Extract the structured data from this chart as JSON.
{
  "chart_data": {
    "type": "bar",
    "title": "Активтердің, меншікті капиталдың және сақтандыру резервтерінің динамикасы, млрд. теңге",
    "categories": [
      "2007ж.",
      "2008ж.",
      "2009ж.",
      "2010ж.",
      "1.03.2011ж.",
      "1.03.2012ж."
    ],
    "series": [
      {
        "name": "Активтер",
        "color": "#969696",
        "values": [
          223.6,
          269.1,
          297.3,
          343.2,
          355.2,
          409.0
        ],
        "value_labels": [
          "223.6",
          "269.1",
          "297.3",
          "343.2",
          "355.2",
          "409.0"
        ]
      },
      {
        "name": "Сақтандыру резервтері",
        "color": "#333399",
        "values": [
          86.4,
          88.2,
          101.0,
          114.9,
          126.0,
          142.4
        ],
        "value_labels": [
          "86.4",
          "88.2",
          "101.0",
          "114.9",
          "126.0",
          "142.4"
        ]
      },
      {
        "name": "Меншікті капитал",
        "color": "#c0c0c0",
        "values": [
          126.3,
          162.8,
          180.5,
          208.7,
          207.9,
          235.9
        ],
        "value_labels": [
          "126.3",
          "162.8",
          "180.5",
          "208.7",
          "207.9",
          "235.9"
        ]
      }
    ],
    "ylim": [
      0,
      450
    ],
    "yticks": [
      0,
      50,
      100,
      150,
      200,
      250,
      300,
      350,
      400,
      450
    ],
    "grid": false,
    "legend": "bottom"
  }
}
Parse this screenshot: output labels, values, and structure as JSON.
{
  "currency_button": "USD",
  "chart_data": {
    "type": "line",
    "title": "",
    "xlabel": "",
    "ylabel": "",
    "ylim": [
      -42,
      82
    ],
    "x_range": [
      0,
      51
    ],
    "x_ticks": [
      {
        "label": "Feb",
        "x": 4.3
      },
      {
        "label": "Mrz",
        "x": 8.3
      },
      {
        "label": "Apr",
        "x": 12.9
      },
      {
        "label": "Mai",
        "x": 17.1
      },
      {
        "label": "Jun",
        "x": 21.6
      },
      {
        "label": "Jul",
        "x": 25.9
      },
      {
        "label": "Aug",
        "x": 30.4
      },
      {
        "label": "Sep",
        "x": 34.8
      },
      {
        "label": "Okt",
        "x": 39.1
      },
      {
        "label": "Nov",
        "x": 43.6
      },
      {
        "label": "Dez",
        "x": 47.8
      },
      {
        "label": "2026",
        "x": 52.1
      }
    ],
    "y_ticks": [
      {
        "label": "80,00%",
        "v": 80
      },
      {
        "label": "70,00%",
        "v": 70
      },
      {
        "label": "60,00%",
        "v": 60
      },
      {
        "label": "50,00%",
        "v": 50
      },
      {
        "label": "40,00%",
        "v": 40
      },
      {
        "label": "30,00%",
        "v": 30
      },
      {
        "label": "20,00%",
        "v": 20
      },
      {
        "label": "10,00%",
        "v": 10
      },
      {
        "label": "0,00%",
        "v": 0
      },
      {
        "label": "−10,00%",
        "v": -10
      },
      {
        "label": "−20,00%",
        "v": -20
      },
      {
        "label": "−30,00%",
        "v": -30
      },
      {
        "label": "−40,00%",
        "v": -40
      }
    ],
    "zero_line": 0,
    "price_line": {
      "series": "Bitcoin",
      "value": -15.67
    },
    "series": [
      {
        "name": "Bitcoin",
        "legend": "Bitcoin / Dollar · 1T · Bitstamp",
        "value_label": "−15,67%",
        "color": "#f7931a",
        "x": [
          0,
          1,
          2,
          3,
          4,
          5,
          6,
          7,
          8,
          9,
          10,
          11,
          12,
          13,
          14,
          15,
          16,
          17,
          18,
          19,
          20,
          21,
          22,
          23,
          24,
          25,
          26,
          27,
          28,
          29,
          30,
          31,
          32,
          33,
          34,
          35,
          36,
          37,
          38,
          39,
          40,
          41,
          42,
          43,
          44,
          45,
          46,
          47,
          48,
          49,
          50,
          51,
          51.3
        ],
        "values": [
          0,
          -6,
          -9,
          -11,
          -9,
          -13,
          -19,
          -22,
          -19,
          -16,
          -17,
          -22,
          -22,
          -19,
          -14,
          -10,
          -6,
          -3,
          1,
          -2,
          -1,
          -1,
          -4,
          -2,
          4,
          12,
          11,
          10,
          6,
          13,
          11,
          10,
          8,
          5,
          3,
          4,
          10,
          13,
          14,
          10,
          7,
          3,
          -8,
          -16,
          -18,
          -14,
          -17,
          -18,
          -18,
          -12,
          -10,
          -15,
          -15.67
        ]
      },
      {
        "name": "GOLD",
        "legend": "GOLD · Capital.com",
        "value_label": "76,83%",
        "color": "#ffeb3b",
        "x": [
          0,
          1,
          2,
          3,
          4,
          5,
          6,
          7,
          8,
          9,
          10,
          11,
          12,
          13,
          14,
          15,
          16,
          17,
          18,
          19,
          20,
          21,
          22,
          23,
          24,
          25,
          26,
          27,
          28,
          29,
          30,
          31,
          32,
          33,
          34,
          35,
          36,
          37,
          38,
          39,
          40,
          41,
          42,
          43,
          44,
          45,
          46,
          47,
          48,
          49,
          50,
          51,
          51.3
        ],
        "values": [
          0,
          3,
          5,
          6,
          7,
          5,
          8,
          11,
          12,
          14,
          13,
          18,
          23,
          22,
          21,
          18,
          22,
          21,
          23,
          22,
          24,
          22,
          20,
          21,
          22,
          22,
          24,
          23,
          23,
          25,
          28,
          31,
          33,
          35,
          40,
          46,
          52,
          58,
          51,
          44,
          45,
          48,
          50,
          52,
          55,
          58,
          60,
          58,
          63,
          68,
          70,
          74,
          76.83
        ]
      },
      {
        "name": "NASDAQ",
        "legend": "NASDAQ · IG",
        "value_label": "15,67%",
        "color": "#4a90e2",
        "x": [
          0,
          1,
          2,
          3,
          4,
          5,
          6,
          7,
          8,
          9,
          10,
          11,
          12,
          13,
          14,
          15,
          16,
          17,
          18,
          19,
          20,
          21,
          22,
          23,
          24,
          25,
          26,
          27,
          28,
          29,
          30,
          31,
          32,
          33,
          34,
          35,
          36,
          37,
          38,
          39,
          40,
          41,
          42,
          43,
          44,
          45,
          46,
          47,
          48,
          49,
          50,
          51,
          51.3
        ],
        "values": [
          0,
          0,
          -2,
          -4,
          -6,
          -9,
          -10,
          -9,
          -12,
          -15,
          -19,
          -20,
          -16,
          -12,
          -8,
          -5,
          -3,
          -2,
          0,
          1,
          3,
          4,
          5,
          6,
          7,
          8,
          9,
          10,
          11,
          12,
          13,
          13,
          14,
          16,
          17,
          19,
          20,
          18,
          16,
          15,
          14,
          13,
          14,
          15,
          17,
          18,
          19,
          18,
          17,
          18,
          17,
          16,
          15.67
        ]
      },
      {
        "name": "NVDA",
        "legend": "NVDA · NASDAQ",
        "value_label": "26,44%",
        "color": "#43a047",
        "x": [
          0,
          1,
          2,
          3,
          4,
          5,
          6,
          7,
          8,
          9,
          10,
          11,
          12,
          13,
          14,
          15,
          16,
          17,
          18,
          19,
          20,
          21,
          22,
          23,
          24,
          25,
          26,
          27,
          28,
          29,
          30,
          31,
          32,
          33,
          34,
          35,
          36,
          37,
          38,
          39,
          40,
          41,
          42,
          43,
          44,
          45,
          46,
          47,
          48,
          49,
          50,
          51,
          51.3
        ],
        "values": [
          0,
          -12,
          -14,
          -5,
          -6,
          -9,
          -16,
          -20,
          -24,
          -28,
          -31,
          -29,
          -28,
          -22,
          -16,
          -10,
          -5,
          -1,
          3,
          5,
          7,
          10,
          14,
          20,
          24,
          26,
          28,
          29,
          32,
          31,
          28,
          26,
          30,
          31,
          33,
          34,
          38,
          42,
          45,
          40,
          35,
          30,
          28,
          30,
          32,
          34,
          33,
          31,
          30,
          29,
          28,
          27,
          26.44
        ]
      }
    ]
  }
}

● WHAT YOU ARE ASKED TO DO:
In the listing above, find the lines holding the word "title" and copy them.

● RESULT OF THE EXERCISE:
    "title": "Активтердің, меншікті капиталдың және сақтандыру резервтерінің динамикасы, млрд. теңге",
    "title": "",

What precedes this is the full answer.